** BEGIN STORED ROWS **

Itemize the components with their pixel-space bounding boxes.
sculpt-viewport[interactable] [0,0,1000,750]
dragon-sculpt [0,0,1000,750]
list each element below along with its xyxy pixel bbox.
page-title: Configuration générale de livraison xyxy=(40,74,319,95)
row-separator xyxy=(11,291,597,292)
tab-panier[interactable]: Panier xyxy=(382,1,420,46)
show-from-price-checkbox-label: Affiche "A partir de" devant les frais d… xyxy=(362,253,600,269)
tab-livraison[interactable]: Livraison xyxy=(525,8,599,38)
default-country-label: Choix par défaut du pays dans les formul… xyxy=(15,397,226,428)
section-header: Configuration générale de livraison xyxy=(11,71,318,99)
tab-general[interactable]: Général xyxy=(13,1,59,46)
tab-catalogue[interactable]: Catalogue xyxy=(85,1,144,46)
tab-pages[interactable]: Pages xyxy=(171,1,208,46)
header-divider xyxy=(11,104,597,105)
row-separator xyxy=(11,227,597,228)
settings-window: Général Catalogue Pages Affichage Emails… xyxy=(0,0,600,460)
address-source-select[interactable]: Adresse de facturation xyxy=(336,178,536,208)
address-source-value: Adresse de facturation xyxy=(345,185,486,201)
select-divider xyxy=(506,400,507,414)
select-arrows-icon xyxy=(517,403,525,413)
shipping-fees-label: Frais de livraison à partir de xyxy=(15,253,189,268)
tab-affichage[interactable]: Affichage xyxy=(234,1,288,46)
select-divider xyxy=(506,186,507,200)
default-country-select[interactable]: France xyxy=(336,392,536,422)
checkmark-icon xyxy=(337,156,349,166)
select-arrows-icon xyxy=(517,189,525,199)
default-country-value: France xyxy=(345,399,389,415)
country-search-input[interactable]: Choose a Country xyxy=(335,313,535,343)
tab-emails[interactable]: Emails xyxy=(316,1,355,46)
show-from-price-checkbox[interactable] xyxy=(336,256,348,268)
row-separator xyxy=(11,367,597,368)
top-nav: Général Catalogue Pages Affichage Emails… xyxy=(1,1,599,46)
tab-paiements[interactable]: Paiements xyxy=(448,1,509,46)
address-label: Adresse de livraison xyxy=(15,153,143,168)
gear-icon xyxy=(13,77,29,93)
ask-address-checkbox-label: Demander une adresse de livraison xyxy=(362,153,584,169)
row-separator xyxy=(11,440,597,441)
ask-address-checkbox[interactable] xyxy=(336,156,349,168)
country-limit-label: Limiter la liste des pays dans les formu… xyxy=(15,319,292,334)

** END STORED ROWS **
** BEGIN STORED ROWS **

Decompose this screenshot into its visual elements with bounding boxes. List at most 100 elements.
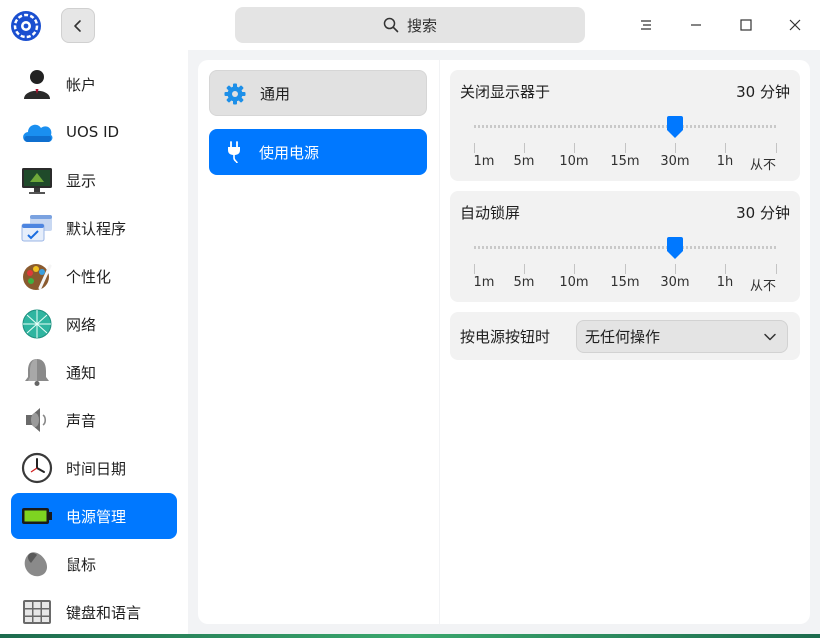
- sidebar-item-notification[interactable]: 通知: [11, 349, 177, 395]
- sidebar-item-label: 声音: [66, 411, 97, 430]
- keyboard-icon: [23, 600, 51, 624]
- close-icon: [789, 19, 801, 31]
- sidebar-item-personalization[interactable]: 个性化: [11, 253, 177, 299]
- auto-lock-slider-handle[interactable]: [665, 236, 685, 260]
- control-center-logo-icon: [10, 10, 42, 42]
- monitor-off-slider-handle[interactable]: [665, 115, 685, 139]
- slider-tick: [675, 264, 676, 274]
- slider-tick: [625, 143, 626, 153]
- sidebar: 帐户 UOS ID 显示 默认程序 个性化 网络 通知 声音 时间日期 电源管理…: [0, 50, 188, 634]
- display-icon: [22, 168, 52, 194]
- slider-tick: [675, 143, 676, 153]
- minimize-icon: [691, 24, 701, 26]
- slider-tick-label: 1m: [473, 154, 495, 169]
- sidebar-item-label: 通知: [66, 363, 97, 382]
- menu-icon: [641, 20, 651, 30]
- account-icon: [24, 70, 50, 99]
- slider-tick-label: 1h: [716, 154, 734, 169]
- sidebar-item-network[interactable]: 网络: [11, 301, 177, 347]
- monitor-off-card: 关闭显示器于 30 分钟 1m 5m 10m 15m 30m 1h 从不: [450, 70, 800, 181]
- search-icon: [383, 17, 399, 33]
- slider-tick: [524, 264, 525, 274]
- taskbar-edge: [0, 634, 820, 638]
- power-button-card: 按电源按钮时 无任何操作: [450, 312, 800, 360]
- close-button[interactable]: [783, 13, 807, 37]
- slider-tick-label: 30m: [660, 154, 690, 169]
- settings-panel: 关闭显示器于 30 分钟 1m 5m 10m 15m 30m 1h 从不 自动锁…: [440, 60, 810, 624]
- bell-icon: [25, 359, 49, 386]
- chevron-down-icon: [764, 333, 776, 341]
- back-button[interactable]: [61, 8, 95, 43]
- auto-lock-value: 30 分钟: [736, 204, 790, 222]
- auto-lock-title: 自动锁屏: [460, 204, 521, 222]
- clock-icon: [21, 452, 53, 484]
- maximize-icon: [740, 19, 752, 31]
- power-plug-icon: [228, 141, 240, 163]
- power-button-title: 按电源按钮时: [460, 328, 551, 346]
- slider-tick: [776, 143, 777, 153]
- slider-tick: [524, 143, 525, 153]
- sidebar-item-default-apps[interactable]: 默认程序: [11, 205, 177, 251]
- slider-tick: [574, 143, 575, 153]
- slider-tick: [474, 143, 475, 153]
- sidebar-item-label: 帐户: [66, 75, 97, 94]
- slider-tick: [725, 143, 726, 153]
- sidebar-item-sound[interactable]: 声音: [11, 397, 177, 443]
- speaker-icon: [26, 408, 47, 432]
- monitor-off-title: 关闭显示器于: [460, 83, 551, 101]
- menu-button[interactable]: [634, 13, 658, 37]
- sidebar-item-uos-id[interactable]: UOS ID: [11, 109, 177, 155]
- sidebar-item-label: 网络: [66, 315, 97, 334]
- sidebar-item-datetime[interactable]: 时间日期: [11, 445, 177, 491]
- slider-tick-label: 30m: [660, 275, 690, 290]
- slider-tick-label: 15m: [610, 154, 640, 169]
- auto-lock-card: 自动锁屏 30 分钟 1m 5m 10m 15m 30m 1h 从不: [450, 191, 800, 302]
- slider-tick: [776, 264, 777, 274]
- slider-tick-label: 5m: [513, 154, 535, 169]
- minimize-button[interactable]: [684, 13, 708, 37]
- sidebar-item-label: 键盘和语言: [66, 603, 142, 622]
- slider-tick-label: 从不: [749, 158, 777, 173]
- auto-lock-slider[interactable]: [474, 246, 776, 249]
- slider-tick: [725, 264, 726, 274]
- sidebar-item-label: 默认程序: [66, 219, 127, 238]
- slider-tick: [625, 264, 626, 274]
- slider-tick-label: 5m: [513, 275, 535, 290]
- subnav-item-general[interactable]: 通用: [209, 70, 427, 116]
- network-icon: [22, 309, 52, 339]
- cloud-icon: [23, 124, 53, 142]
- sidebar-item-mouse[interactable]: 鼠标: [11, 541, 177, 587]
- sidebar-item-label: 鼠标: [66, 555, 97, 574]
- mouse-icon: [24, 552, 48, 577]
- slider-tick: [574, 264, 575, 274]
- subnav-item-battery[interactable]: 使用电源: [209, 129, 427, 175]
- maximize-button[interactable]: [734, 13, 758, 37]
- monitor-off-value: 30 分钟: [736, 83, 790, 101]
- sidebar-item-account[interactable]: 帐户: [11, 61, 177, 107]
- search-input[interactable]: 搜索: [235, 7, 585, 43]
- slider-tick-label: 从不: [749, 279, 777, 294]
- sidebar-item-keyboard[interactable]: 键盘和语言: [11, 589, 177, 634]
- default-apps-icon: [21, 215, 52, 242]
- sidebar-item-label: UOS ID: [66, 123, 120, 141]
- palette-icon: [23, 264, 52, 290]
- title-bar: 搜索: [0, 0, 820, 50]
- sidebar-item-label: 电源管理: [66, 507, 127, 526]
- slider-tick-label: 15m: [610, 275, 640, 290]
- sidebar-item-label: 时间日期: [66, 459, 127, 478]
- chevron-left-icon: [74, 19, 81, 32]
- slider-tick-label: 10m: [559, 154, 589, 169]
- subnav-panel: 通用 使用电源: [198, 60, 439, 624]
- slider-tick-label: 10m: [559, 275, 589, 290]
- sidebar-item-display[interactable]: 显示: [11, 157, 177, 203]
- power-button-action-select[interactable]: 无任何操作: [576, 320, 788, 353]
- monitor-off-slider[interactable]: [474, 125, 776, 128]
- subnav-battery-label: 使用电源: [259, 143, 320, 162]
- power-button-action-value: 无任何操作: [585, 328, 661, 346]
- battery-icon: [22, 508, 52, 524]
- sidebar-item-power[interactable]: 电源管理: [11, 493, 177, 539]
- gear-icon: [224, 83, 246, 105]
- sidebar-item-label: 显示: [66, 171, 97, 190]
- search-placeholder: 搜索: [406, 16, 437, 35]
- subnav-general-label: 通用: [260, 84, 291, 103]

** END STORED ROWS **
** BEGIN STORED ROWS **

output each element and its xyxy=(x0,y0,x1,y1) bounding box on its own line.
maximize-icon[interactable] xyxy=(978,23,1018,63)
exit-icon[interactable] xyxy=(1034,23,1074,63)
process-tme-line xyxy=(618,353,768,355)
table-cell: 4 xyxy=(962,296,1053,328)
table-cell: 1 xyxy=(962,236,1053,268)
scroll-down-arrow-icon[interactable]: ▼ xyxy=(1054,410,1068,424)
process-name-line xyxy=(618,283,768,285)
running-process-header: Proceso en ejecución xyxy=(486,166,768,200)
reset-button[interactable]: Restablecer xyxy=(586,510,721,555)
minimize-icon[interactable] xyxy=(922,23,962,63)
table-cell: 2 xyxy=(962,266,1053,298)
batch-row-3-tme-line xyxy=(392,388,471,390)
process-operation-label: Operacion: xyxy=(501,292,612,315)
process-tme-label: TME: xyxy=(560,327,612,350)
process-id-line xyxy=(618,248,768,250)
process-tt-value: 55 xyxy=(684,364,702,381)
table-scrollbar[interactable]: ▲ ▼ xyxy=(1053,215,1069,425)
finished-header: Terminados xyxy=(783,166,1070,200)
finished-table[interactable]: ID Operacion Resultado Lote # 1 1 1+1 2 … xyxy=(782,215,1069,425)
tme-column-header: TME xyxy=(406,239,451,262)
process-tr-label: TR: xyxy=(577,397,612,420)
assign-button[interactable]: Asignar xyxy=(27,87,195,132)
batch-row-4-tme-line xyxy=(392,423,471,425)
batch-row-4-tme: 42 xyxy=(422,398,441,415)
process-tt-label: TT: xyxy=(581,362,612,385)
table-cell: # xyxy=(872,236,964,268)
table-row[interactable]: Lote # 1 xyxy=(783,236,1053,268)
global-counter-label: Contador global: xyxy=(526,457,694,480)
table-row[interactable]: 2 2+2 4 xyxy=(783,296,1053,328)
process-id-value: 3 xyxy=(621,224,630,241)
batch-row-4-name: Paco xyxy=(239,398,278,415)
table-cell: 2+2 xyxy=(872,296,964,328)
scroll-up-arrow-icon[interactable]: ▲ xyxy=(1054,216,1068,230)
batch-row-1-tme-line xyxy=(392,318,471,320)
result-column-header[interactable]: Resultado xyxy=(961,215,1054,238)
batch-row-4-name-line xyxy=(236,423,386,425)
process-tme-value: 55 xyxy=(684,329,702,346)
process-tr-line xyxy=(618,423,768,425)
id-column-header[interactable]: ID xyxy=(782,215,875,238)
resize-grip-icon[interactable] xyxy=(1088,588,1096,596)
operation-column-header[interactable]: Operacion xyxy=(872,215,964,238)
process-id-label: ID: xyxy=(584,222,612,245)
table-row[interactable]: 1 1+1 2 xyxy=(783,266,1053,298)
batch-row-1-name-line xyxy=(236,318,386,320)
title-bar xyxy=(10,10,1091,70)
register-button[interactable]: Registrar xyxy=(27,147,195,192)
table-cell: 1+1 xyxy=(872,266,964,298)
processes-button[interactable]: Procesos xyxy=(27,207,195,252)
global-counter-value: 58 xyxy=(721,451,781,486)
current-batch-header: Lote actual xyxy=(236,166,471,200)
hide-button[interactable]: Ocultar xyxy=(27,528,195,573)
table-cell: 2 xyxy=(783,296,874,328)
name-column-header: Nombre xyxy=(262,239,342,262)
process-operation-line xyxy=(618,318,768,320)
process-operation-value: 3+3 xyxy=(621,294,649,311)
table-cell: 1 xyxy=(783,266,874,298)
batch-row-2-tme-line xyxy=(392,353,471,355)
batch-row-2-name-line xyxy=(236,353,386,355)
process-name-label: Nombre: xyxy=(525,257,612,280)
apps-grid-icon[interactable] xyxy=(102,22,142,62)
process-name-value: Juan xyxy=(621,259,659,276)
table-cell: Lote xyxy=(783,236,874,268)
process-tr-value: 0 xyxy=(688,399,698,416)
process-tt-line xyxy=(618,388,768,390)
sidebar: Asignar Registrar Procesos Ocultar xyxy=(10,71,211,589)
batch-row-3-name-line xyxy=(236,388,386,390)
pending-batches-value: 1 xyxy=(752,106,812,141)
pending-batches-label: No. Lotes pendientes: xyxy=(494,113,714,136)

** END STORED ROWS **

## BRIEF
Write out the material from the line with "349, 177, 395]" up to and including the line with "- slider-tick: [675, 264, 676, 274]", swapping "slider-handle" for "slider-knob" and leaving all else unchanged.

## RESULT OF THE TASK
- sidebar-item-notification[interactable]: 通知: [11, 349, 177, 395]
- sidebar-item-label: 声音: [66, 411, 97, 430]
- keyboard-icon: [23, 600, 51, 624]
- close-icon: [789, 19, 801, 31]
- sidebar-item-personalization[interactable]: 个性化: [11, 253, 177, 299]
- auto-lock-slider-knob[interactable]: [665, 236, 685, 260]
- control-center-logo-icon: [10, 10, 42, 42]
- monitor-off-slider-knob[interactable]: [665, 115, 685, 139]
- slider-tick: [675, 264, 676, 274]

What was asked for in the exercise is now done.